■ WRITTEN TASK
Make an exact copy of all the material below, apart from the pictures.

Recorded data
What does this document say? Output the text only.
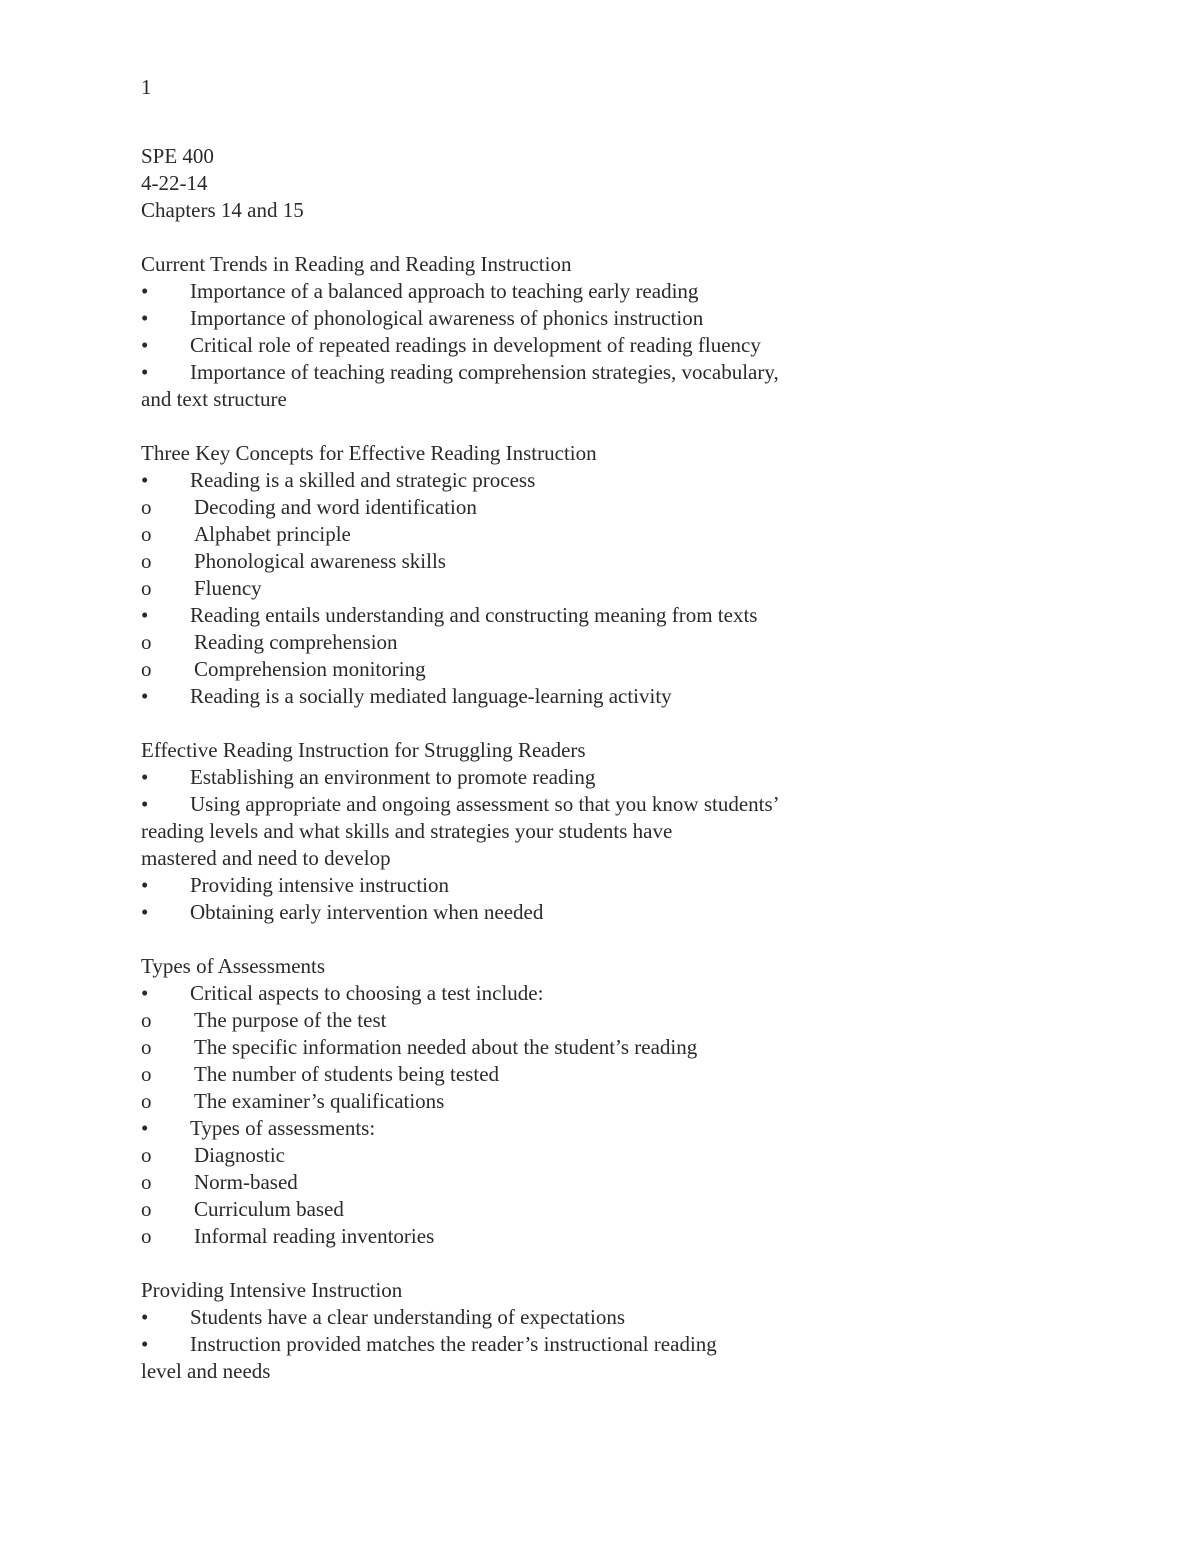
1
SPE 400
4-22-14
Chapters 14 and 15
Current Trends in Reading and Reading Instruction
•	Importance of a balanced approach to teaching early reading
•	Importance of phonological awareness of phonics instruction
•	Critical role of repeated readings in development of reading fluency
•	Importance of teaching reading comprehension strategies, vocabulary,
and text structure
Three Key Concepts for Effective Reading Instruction
•	Reading is a skilled and strategic process
o	Decoding and word identification
o	Alphabet principle
o	Phonological awareness skills
o	Fluency
•	Reading entails understanding and constructing meaning from texts
o	Reading comprehension
o	Comprehension monitoring
•	Reading is a socially mediated language-learning activity
Effective Reading Instruction for Struggling Readers
•	Establishing an environment to promote reading
•	Using appropriate and ongoing assessment so that you know students’
reading levels and what skills and strategies your students have
mastered and need to develop
•	Providing intensive instruction
•	Obtaining early intervention when needed
Types of Assessments
•	Critical aspects to choosing a test include:
o	The purpose of the test
o	The specific information needed about the student’s reading
o	The number of students being tested
o	The examiner’s qualifications
•	Types of assessments:
o	Diagnostic
o	Norm-based
o	Curriculum based
o	Informal reading inventories
Providing Intensive Instruction
•	Students have a clear understanding of expectations
•	Instruction provided matches the reader’s instructional reading
level and needs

■ SOLUTION TO THIS PROBLEM
What does this document say? Output the text only.
1
SPE 400
4-22-14
Chapters 14 and 15
Current Trends in Reading and Reading Instruction
•	Importance of a balanced approach to teaching early reading
•	Importance of phonological awareness of phonics instruction
•	Critical role of repeated readings in development of reading fluency
•	Importance of teaching reading comprehension strategies, vocabulary,
and text structure
Three Key Concepts for Effective Reading Instruction
•	Reading is a skilled and strategic process
o	Decoding and word identification
o	Alphabet principle
o	Phonological awareness skills
o	Fluency
•	Reading entails understanding and constructing meaning from texts
o	Reading comprehension
o	Comprehension monitoring
•	Reading is a socially mediated language-learning activity
Effective Reading Instruction for Struggling Readers
•	Establishing an environment to promote reading
•	Using appropriate and ongoing assessment so that you know students’
reading levels and what skills and strategies your students have
mastered and need to develop
•	Providing intensive instruction
•	Obtaining early intervention when needed
Types of Assessments
•	Critical aspects to choosing a test include:
o	The purpose of the test
o	The specific information needed about the student’s reading
o	The number of students being tested
o	The examiner’s qualifications
•	Types of assessments:
o	Diagnostic
o	Norm-based
o	Curriculum based
o	Informal reading inventories
Providing Intensive Instruction
•	Students have a clear understanding of expectations
•	Instruction provided matches the reader’s instructional reading
level and needs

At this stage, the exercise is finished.